TEXT SEGMENT >>
○ ○ ○
The secret behind all this instant fame was the “Three Chord Trick”. All you needed to learn was just 3 chords - and you did that by copying the chord diagrams in Bert Weedon’s teach yourself tutor.[1] With these you could strum alone with most folk, country, rock ‘n’ roll and blues songs, 97% of the skiffle repertoire and virtually everything recorded by Chuck Berry, Buddy Holly, Gene Vincent, Eddie Cochran or any other teen idol whose name ended with a ‘Y’ - as in ‘Billy’, ‘Tommy’, ‘Ricky’ or Ray. Throw in a 4th chord - a minor - and you could add doo-wop and most teen ballads to the list. After just 24 hours of finger busting persistence the entire teen music scene was yours to play.

three chords and the truth

“If it has more than three chords, it’s jazz.”
○ ○ ○
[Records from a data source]
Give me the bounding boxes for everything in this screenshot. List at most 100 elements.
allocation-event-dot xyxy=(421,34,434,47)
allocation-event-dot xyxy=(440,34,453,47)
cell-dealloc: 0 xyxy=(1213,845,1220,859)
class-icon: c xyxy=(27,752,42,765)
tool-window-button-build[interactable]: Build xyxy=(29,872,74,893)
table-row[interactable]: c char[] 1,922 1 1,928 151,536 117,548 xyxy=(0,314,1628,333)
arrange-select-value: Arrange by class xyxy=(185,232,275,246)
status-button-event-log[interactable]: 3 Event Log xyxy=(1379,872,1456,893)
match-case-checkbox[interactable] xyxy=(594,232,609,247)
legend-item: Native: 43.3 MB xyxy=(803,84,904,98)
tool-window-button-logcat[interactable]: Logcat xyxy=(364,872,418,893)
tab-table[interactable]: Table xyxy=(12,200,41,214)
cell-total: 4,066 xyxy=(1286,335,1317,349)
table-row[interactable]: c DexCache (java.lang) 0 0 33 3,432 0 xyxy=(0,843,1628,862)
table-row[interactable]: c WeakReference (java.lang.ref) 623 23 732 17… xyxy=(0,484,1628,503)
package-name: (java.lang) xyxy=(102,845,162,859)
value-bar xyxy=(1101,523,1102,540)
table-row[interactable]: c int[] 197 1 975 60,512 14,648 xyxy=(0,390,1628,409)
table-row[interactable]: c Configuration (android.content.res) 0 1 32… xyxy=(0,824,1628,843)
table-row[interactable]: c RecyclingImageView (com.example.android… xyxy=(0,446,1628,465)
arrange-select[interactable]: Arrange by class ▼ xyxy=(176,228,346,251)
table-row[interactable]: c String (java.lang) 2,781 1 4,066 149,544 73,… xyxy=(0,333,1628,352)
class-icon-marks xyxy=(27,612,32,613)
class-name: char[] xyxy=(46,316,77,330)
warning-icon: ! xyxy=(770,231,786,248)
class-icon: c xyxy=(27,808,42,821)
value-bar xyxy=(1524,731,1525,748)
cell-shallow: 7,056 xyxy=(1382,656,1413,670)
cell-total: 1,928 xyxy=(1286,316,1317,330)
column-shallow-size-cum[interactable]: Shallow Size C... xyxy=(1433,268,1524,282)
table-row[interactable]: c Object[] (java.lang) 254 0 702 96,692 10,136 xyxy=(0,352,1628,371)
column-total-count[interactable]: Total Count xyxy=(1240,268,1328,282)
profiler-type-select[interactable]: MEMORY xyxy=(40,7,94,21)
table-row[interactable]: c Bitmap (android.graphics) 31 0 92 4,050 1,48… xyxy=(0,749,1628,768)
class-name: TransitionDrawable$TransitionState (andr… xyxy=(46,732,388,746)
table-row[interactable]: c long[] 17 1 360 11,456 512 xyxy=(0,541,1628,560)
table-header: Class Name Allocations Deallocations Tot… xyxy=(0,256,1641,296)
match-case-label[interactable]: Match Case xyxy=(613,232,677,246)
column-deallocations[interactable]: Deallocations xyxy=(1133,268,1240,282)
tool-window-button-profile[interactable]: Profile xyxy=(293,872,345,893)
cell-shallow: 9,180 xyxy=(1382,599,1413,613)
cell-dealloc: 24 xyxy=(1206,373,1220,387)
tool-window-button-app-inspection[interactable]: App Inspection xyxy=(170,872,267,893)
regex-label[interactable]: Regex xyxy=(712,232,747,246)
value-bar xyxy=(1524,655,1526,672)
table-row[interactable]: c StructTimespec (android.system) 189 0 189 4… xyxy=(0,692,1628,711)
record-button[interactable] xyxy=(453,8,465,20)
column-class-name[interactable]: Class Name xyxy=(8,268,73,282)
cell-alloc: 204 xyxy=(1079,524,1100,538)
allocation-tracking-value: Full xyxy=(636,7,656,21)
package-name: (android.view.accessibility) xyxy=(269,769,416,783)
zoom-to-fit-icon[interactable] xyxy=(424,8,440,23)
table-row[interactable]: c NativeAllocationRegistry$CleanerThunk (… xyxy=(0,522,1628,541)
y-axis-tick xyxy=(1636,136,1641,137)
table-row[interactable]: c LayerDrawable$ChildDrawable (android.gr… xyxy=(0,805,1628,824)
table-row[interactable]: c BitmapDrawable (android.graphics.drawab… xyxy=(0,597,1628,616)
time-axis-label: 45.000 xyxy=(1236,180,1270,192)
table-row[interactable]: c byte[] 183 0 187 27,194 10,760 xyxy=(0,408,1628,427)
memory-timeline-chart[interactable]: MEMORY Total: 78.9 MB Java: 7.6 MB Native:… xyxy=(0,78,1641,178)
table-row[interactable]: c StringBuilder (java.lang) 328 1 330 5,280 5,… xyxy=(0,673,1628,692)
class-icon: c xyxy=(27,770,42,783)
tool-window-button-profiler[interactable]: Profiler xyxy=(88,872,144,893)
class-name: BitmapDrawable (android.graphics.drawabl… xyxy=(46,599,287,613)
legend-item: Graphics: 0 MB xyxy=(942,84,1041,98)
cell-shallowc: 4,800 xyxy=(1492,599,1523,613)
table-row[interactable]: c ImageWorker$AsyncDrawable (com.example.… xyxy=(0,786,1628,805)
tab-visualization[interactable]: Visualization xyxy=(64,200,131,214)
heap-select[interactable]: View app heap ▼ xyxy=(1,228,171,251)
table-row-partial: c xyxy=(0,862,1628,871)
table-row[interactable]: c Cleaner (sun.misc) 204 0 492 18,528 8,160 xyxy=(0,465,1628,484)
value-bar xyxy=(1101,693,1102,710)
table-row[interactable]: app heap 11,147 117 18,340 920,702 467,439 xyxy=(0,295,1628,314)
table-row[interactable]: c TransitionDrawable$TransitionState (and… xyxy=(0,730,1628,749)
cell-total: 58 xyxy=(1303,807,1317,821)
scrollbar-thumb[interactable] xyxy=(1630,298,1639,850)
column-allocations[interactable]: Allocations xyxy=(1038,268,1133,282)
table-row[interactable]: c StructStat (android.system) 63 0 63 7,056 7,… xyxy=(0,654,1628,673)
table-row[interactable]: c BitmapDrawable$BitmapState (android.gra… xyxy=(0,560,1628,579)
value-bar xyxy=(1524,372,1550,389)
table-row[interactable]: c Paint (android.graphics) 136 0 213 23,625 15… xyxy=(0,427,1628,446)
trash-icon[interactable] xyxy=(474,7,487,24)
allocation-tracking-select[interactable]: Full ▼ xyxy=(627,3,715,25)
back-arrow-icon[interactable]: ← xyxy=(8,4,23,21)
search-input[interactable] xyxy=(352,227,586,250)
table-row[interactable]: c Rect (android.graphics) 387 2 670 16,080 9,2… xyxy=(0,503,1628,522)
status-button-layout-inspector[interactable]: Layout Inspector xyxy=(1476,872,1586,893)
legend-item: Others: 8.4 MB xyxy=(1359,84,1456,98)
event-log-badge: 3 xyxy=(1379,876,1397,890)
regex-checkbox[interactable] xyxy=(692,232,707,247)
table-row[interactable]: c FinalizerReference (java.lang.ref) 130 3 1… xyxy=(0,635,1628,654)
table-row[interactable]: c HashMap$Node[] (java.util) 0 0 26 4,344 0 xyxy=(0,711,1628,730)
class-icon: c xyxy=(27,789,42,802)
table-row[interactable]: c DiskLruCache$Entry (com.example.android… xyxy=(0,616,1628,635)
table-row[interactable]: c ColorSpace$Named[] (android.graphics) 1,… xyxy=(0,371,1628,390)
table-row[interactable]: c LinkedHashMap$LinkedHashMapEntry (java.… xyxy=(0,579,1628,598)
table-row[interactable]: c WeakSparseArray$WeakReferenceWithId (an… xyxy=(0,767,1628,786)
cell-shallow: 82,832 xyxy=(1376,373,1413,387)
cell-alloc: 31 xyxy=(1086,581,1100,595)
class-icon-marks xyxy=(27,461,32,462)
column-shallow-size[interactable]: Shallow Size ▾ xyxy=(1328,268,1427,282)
○ ○ ○
PROBLEM SET >>
a: Can you duplicate the passage on the Three Chord Trick between "The secret behind" and "yours to play.", inclusive?
b: How would the piece on the Three Chord Trick go on past its last line? Write that continuation.

RESPONSES FOR EACH TASK >>
a:
The secret behind all this instant fame was the “Three Chord Trick”. All you needed to learn was just 3 chords - and you did that by copying the chord diagrams in Bert Weedon’s teach yourself tutor.[1] With these you could strum alone with most folk, country, rock ‘n’ roll and blues songs, 97% of the skiffle repertoire and virtually everything recorded by Chuck Berry, Buddy Holly, Gene Vincent, Eddie Cochran or any other teen idol whose name ended with a ‘Y’ - as in ‘Billy’, ‘Tommy’, ‘Ricky’ or Ray. Throw in a 4th chord - a minor - and you could add doo-wop and most teen ballads to the list. After just 24 hours of finger busting persistence the entire teen music scene was yours to play.

b:
Lou Reed

For reasons that probably only musicologists will ever fully understand the south western suburbs of London, Richmond, Twickenham and St Margarets included, were bursting at the seams with starry-eyed teenagers learning guitar. Local music shops couldn’t believe their luck. The proliferation of radio and recorded music had really put a dent into the sale of sheet music, pianos and music shop profits. Now the kids were queuing up to buy cheap Spanish guitars and all the stuff that went with them - plectrums, guitar straps, tutors and capo d’astros that allowed you to change key without the bother of learning any more chords. You could even buy a mechanical gizmo with buttons that strapped onto the neck of your guitar and made the chord shapes for you. To entertain these new youthful strummers clubs and coffee bars were opening featuring guitars, guitar groups and the music that went with it.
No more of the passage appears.